**Exercise directions:** Reproduce every line of the listing as written, apart from the pictures.

..............................

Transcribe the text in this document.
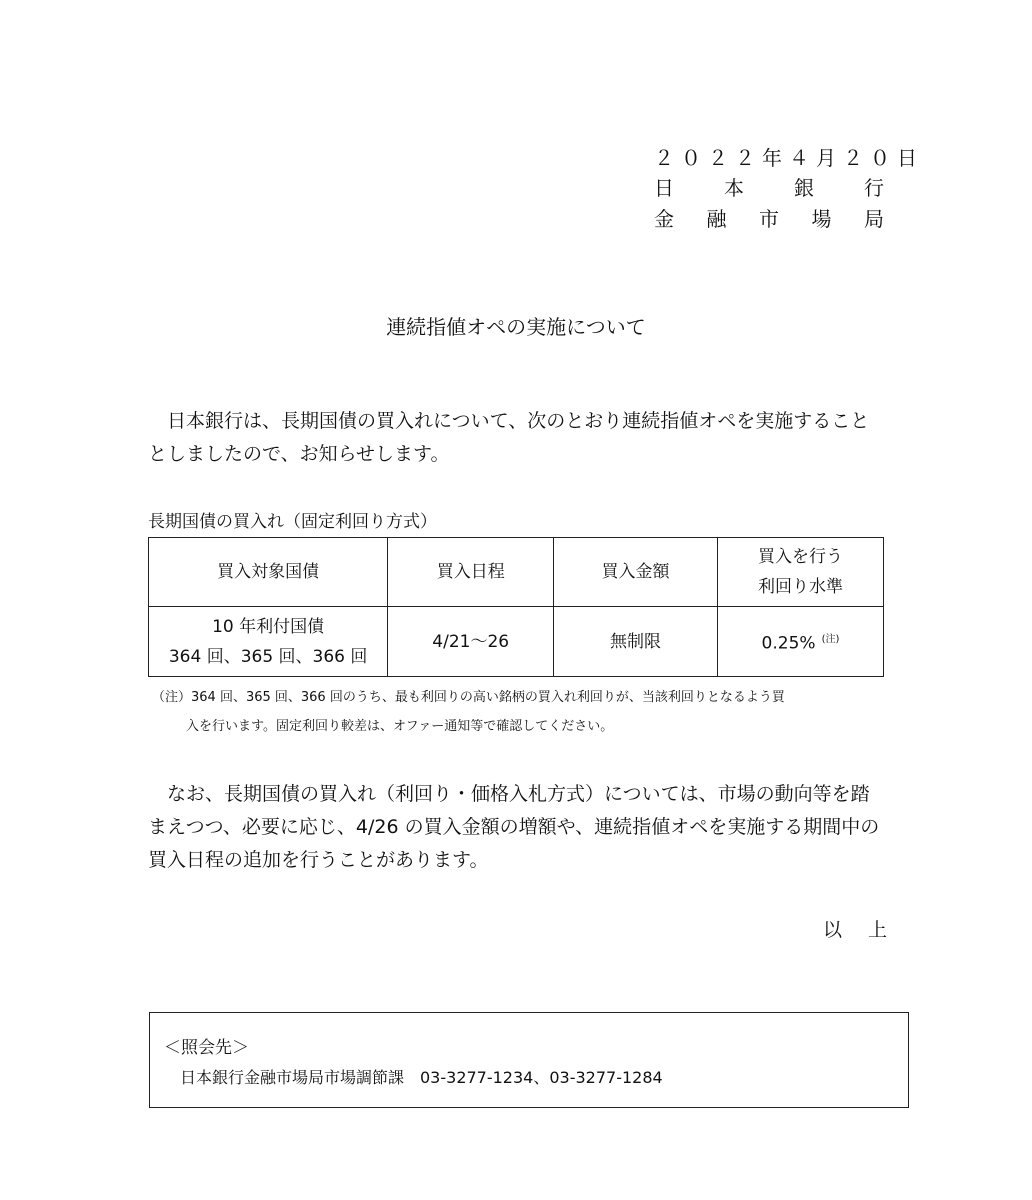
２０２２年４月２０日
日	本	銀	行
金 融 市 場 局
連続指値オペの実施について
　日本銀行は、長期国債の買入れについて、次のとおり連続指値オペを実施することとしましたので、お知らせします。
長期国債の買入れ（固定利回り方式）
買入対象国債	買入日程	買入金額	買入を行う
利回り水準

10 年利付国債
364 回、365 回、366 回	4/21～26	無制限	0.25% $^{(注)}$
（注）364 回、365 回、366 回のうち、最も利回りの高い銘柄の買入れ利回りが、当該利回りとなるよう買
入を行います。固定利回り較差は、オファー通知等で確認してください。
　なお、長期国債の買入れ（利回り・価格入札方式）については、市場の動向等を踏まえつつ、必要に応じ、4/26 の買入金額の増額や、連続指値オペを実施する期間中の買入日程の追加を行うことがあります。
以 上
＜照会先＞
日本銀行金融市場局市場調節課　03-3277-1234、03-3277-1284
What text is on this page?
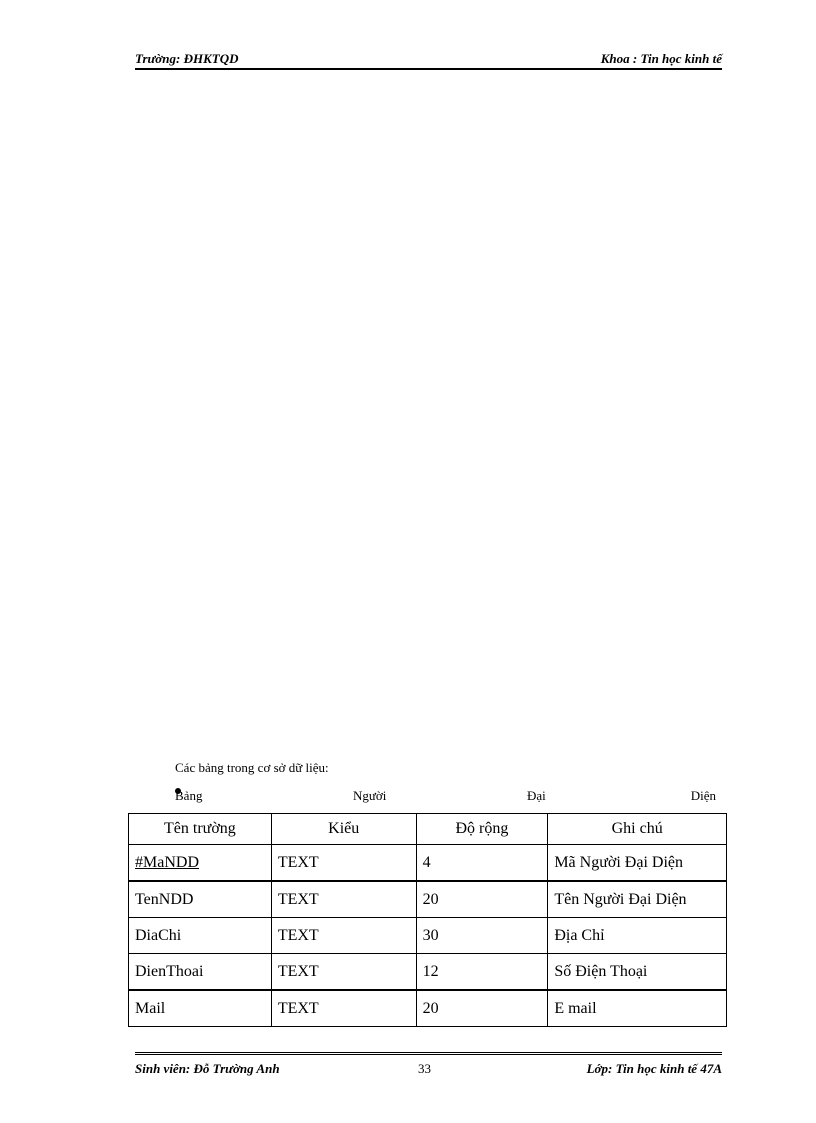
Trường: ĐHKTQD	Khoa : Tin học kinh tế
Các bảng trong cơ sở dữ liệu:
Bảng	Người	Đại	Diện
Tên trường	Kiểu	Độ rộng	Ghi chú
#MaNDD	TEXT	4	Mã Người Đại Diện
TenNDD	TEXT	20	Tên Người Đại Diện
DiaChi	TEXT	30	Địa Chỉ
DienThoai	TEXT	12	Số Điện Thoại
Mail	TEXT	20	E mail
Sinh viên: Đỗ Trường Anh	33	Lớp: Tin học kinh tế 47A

..............................

**Output below:**
Transcribe the text in this document.
２０２２年４月２０日
日	本	銀	行
金 融 市 場 局
連続指値オペの実施について
　日本銀行は、長期国債の買入れについて、次のとおり連続指値オペを実施することとしましたので、お知らせします。
長期国債の買入れ（固定利回り方式）
買入対象国債	買入日程	買入金額	買入を行う
利回り水準

10 年利付国債
364 回、365 回、366 回	4/21～26	無制限	0.25% $^{(注)}$
（注）364 回、365 回、366 回のうち、最も利回りの高い銘柄の買入れ利回りが、当該利回りとなるよう買
入を行います。固定利回り較差は、オファー通知等で確認してください。
　なお、長期国債の買入れ（利回り・価格入札方式）については、市場の動向等を踏まえつつ、必要に応じ、4/26 の買入金額の増額や、連続指値オペを実施する期間中の買入日程の追加を行うことがあります。
以 上
＜照会先＞
日本銀行金融市場局市場調節課　03-3277-1234、03-3277-1284
What text is on this page?
Trường: ĐHKTQD	Khoa : Tin học kinh tế
Các bảng trong cơ sở dữ liệu:
Bảng	Người	Đại	Diện
Tên trường	Kiểu	Độ rộng	Ghi chú
#MaNDD	TEXT	4	Mã Người Đại Diện
TenNDD	TEXT	20	Tên Người Đại Diện
DiaChi	TEXT	30	Địa Chỉ
DienThoai	TEXT	12	Số Điện Thoại
Mail	TEXT	20	E mail
Sinh viên: Đỗ Trường Anh	33	Lớp: Tin học kinh tế 47A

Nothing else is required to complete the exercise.